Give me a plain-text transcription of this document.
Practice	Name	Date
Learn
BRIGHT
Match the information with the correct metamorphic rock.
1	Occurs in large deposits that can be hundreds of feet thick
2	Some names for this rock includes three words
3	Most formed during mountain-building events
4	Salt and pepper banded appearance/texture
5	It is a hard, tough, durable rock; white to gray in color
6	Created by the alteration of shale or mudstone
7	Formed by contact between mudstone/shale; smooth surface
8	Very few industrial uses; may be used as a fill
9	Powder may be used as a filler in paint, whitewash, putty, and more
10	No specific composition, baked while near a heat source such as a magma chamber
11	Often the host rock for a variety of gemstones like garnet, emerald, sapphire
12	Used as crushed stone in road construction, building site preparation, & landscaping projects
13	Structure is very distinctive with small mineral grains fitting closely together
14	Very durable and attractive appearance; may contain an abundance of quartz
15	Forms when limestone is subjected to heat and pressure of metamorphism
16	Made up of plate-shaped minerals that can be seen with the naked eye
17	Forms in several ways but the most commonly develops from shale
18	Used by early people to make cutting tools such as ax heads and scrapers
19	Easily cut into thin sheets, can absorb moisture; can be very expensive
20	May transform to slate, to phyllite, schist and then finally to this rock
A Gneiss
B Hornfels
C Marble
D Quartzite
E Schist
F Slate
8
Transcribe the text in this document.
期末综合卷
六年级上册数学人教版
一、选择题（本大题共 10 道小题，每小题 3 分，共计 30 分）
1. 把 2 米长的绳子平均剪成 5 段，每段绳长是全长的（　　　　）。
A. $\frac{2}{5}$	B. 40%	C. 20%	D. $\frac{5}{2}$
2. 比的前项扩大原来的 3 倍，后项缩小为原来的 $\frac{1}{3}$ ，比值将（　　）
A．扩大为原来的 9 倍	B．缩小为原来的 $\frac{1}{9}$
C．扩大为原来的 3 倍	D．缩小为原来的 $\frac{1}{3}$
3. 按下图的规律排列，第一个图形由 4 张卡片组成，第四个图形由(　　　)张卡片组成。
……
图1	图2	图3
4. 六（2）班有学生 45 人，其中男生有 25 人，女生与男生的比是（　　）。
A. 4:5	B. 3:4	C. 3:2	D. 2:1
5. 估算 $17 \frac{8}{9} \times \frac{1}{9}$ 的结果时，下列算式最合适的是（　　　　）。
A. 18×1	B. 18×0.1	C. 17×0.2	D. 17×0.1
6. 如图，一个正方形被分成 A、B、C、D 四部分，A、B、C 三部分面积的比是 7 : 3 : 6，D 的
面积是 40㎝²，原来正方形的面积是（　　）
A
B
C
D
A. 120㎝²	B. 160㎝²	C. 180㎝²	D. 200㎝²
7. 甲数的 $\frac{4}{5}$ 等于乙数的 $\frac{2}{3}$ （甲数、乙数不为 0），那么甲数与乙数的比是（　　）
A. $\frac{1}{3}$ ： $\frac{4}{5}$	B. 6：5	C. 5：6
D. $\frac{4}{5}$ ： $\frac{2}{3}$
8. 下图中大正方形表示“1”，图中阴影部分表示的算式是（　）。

### Brief
Please output every record, keeping each line exact.

### Result of the task
Give me a plain-text transcription of this document.
Practice	Name	Date
Learn
BRIGHT
Match the information with the correct metamorphic rock.
1	Occurs in large deposits that can be hundreds of feet thick
2	Some names for this rock includes three words
3	Most formed during mountain-building events
4	Salt and pepper banded appearance/texture
5	It is a hard, tough, durable rock; white to gray in color
6	Created by the alteration of shale or mudstone
7	Formed by contact between mudstone/shale; smooth surface
8	Very few industrial uses; may be used as a fill
9	Powder may be used as a filler in paint, whitewash, putty, and more
10	No specific composition, baked while near a heat source such as a magma chamber
11	Often the host rock for a variety of gemstones like garnet, emerald, sapphire
12	Used as crushed stone in road construction, building site preparation, & landscaping projects
13	Structure is very distinctive with small mineral grains fitting closely together
14	Very durable and attractive appearance; may contain an abundance of quartz
15	Forms when limestone is subjected to heat and pressure of metamorphism
16	Made up of plate-shaped minerals that can be seen with the naked eye
17	Forms in several ways but the most commonly develops from shale
18	Used by early people to make cutting tools such as ax heads and scrapers
19	Easily cut into thin sheets, can absorb moisture; can be very expensive
20	May transform to slate, to phyllite, schist and then finally to this rock
A Gneiss
B Hornfels
C Marble
D Quartzite
E Schist
F Slate
8
Transcribe the text in this document.
期末综合卷
六年级上册数学人教版
一、选择题（本大题共 10 道小题，每小题 3 分，共计 30 分）
1. 把 2 米长的绳子平均剪成 5 段，每段绳长是全长的（　　　　）。
A. $\frac{2}{5}$	B. 40%	C. 20%	D. $\frac{5}{2}$
2. 比的前项扩大原来的 3 倍，后项缩小为原来的 $\frac{1}{3}$ ，比值将（　　）
A．扩大为原来的 9 倍	B．缩小为原来的 $\frac{1}{9}$
C．扩大为原来的 3 倍	D．缩小为原来的 $\frac{1}{3}$
3. 按下图的规律排列，第一个图形由 4 张卡片组成，第四个图形由(　　　)张卡片组成。
……
图1	图2	图3
4. 六（2）班有学生 45 人，其中男生有 25 人，女生与男生的比是（　　）。
A. 4:5	B. 3:4	C. 3:2	D. 2:1
5. 估算 $17 \frac{8}{9} \times \frac{1}{9}$ 的结果时，下列算式最合适的是（　　　　）。
A. 18×1	B. 18×0.1	C. 17×0.2	D. 17×0.1
6. 如图，一个正方形被分成 A、B、C、D 四部分，A、B、C 三部分面积的比是 7 : 3 : 6，D 的
面积是 40㎝²，原来正方形的面积是（　　）
A
B
C
D
A. 120㎝²	B. 160㎝²	C. 180㎝²	D. 200㎝²
7. 甲数的 $\frac{4}{5}$ 等于乙数的 $\frac{2}{3}$ （甲数、乙数不为 0），那么甲数与乙数的比是（　　）
A. $\frac{1}{3}$ ： $\frac{4}{5}$	B. 6：5	C. 5：6
D. $\frac{4}{5}$ ： $\frac{2}{3}$
8. 下图中大正方形表示“1”，图中阴影部分表示的算式是（　）。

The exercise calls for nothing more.